The task
Skip the images and return the records below exactly.

Stored records
————————

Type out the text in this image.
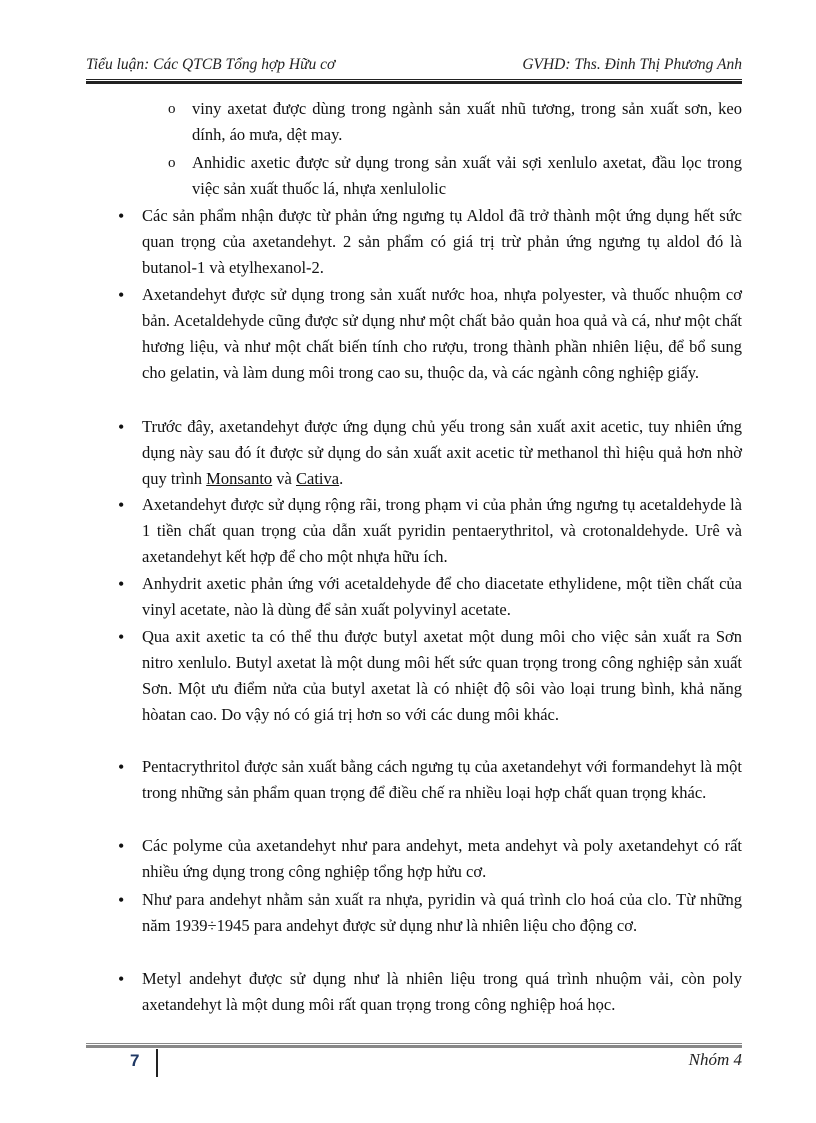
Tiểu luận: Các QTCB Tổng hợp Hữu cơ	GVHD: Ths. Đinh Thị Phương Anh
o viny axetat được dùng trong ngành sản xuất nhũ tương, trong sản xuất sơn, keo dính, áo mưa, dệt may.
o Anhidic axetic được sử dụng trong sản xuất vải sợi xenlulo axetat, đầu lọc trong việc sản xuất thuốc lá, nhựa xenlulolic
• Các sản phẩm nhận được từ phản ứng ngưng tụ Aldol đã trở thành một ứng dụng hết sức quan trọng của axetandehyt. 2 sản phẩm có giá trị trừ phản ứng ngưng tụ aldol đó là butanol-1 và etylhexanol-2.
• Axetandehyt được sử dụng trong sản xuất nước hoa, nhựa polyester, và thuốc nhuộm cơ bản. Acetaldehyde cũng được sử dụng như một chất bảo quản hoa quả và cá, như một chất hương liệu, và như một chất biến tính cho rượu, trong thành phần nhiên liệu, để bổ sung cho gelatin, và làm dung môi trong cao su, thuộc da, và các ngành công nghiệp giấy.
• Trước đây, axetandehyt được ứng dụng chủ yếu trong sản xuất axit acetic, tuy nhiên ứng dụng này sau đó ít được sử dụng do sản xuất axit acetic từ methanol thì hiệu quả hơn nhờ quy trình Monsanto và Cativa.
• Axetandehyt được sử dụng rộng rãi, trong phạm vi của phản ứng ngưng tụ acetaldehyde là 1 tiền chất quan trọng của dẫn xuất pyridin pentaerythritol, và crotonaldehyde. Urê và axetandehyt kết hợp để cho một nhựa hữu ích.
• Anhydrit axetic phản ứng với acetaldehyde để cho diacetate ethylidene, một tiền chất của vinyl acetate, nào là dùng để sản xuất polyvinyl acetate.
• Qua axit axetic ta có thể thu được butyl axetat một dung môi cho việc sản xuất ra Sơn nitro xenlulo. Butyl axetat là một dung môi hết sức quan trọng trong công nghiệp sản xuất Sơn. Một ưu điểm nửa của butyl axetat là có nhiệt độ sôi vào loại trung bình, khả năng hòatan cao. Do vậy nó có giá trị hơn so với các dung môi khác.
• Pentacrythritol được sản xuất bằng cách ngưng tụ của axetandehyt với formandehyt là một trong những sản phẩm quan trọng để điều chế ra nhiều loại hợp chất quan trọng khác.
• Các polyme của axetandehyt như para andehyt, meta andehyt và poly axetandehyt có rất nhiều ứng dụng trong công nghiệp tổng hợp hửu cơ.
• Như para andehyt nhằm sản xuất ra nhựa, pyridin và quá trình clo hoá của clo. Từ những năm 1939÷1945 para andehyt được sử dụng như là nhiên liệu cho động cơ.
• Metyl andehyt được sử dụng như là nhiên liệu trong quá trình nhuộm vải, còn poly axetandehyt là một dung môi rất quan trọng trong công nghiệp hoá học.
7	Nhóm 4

————————

Completed exercise
Type out the text in this image.
Tiểu luận: Các QTCB Tổng hợp Hữu cơ	GVHD: Ths. Đinh Thị Phương Anh
o viny axetat được dùng trong ngành sản xuất nhũ tương, trong sản xuất sơn, keo dính, áo mưa, dệt may.
o Anhidic axetic được sử dụng trong sản xuất vải sợi xenlulo axetat, đầu lọc trong việc sản xuất thuốc lá, nhựa xenlulolic
• Các sản phẩm nhận được từ phản ứng ngưng tụ Aldol đã trở thành một ứng dụng hết sức quan trọng của axetandehyt. 2 sản phẩm có giá trị trừ phản ứng ngưng tụ aldol đó là butanol-1 và etylhexanol-2.
• Axetandehyt được sử dụng trong sản xuất nước hoa, nhựa polyester, và thuốc nhuộm cơ bản. Acetaldehyde cũng được sử dụng như một chất bảo quản hoa quả và cá, như một chất hương liệu, và như một chất biến tính cho rượu, trong thành phần nhiên liệu, để bổ sung cho gelatin, và làm dung môi trong cao su, thuộc da, và các ngành công nghiệp giấy.
• Trước đây, axetandehyt được ứng dụng chủ yếu trong sản xuất axit acetic, tuy nhiên ứng dụng này sau đó ít được sử dụng do sản xuất axit acetic từ methanol thì hiệu quả hơn nhờ quy trình Monsanto và Cativa.
• Axetandehyt được sử dụng rộng rãi, trong phạm vi của phản ứng ngưng tụ acetaldehyde là 1 tiền chất quan trọng của dẫn xuất pyridin pentaerythritol, và crotonaldehyde. Urê và axetandehyt kết hợp để cho một nhựa hữu ích.
• Anhydrit axetic phản ứng với acetaldehyde để cho diacetate ethylidene, một tiền chất của vinyl acetate, nào là dùng để sản xuất polyvinyl acetate.
• Qua axit axetic ta có thể thu được butyl axetat một dung môi cho việc sản xuất ra Sơn nitro xenlulo. Butyl axetat là một dung môi hết sức quan trọng trong công nghiệp sản xuất Sơn. Một ưu điểm nửa của butyl axetat là có nhiệt độ sôi vào loại trung bình, khả năng hòatan cao. Do vậy nó có giá trị hơn so với các dung môi khác.
• Pentacrythritol được sản xuất bằng cách ngưng tụ của axetandehyt với formandehyt là một trong những sản phẩm quan trọng để điều chế ra nhiều loại hợp chất quan trọng khác.
• Các polyme của axetandehyt như para andehyt, meta andehyt và poly axetandehyt có rất nhiều ứng dụng trong công nghiệp tổng hợp hửu cơ.
• Như para andehyt nhằm sản xuất ra nhựa, pyridin và quá trình clo hoá của clo. Từ những năm 1939÷1945 para andehyt được sử dụng như là nhiên liệu cho động cơ.
• Metyl andehyt được sử dụng như là nhiên liệu trong quá trình nhuộm vải, còn poly axetandehyt là một dung môi rất quan trọng trong công nghiệp hoá học.
7	Nhóm 4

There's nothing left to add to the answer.